▶ **ФРАГМЕНТ ДОКУМЕНТА**:

----------------------------------------

Этот стереотип восприятия имел разные варианты: от возвышенных (в духе «священного безумия пророка») до издевательски-скабрезных и даже клеветнических. Из общих знакомых Достоевского и Толстого, по крайней мере, И. С. Тургенев периодически поддерживал это «прочтение» биографического образа автора «Идиота». На то, что автор «Записок сумасшедшего» учитывал эту версию, в его тексте указывает имя героя – Феденька и иронические нотки в начале повествования («боюсь сумасшедшего дома; боюсь, что там мне помешают делать мое сумасшедшее дело»16; ср. с цитированным выше началом «Сна смешного человека»).

Дополнительным указанием на наличие в «Записках…» «достоевского» псевдобиографического контекста может служить и перверсия темы сумасшествия. Речь идет о кризисе, ломающем привычное мировоззрение героя, но, к примеру, в «Исповеди» (как и во многих других автобиографических произведениях Толстого) посткризисное состояние обозначается, наоборот, как «выздоровление», «просветление», «прозрение» и т. д. «Прозрение» в форме сумасшествия – нетолстовский художественный ход.

Итак, первый смысл, возникающий в фабульной перекличке Толстого с Достоевским — именно пародийно-иронический; причем, объектом пародии здесь является не какой-либо один текст, а в целом стереотипный облик Достоевского, «вчитанная» в биографию автора «Бобка» фабула о мудрости безумца.

Однако это взаимодействие усложняется за счет художественных контекстов «Записок сумасшедшего», исходная фабула приобретает значительно более широкие и объемные коннотации. Для понимания сути этой трансформации, требуется, на наш взгляд, более подробное сопоставление «Записок сумасшедшего» с его достоевскими контекстами.

Выше уже говорилось о некотором сходстве зачинов в «Записках сумасшедшего» и «Сне смешного человека». Но есть и более интересные схождения.

Так, страх смерти, понятый как философская проблема и становящийся фундаментом мировоззрения героя, сближает картину духовной жизни героя Толстого с моральными и философскими мучениями Кириллова в «Бесах» и Ипполита Терентьева в «Идиоте».

К примеру, тоска героя о жизни и смерти («И тоска, и тоска, такая же духовная тоска, какая бывает перед рвотой, только духовная. Жутко, страшно, кажется, что смерти страшно, а вспомнишь, подумаешь о жизни, то умирающей жизни страшно»17), его мысли о самоубийстве и страх этого шага («Умереть? Убить себя сейчас же? Боюсь. Дожидаться смерти, когда придет? Боюсь еще хуже»18) и его признание в неверии («... ответа не было, как будто и не было никого, кто бы мог отвечать. И я оставался один, сам с собой. <...> Не могу верить в будущую жизнь. Я верил, когда не всей душой спрашивал, а теперь не могу, не могу. Если бы ты был, ты бы сказал мне, людям. А нет тебя, есть одно отчаяние»19) – все это четко соотносится с характерным кирилловским комплексом «человекобога»: «Сознать, что нет бога, и не сознать в тот же раз, что сам богом стал, есть нелепость, иначе непременно убьешь себя сам <...> Все несчастны потому, что все боятся заявлять своеволие»20.

----------------------------------------

▶ **РАЗДЕЛ ДАННЫХ**:
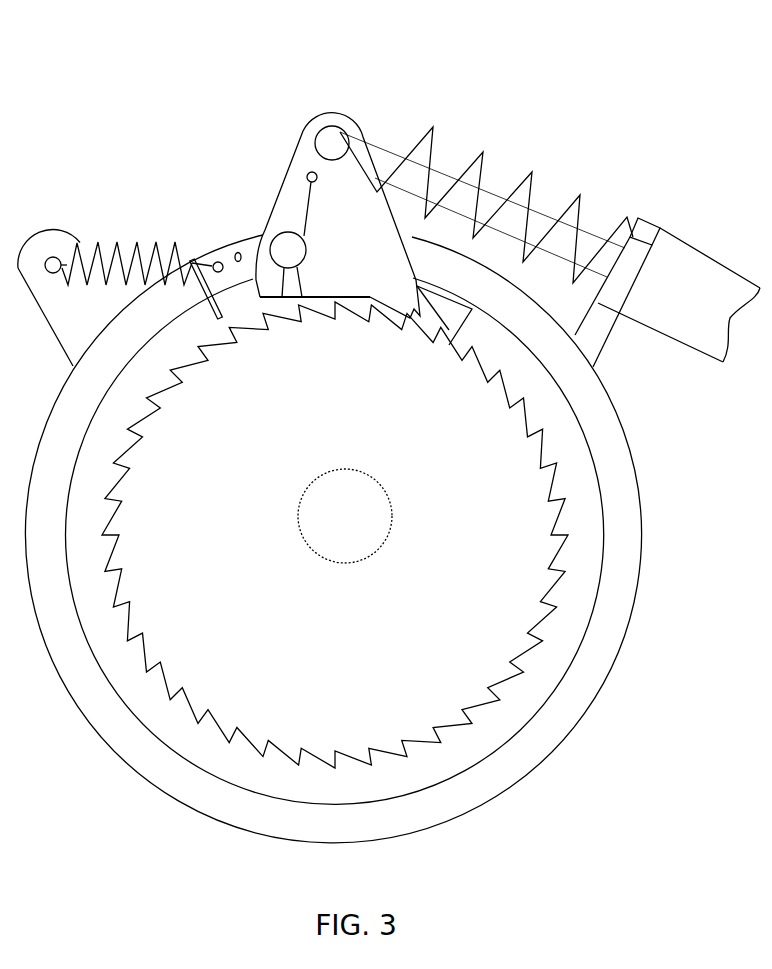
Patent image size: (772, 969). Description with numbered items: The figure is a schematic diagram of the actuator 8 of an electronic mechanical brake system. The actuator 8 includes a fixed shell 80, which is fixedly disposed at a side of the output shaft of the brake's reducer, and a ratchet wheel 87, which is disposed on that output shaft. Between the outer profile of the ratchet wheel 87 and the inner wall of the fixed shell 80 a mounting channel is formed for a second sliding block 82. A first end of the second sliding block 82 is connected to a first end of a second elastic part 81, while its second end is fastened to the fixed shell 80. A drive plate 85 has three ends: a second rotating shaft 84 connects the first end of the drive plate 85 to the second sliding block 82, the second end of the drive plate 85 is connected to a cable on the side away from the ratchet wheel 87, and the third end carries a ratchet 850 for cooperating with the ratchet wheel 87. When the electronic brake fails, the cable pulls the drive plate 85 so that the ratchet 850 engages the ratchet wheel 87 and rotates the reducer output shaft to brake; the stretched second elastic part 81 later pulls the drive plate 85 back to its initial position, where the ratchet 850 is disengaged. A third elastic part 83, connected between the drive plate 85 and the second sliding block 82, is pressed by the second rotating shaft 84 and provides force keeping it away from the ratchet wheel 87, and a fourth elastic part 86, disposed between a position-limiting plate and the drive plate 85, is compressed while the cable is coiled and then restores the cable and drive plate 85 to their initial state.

----------------------------------------

▶ **ЗАДАЧИ**:
**a.** Какое имя героя «Записок сумасшедшего» упомянуто в тексте о перекличке Толстого с Достоевским как указание на то, что автор учитывал стереотипный образ Достоевского?
**b.** Продолжите текст о перекличке «Записок сумасшедшего» Толстого с произведениями Достоевского, начав сразу после его последнего предложения.

▶ **ОТВЕТЫ**:
**a.** Феденька.

**b.**
Разница между двумя героями – психологическая, а не идеологическая. У толстовского помещика не хватает душевных сил на бунт. Именно этот смысл имеет сцена его блужданий по лесу во время охоты: острый и унизительный страх смерти вынуждает героя покаяться: «И я стал молить его прощенья и сам себе стал гадок <...> Я дошел до охотников, мы вернулись домой. Я был весел, но знал, что у меня есть что-то радостное, что я разберу, когда останусь один. Так и случилось. Я остался один в своем кабинетце и стал молиться, прося прощенья и вспоминая свои грехи»21.

Такое развитие характера откровенно полемично по отношению к Достоевскому, у которого раскаяние и душевное преображение грешника никогда не наступает как результат страха смерти, даже в тех случаях, когда происходит на ее пороге (Степан Трофимович в «Бесах»). Эта трансформация очень показательна.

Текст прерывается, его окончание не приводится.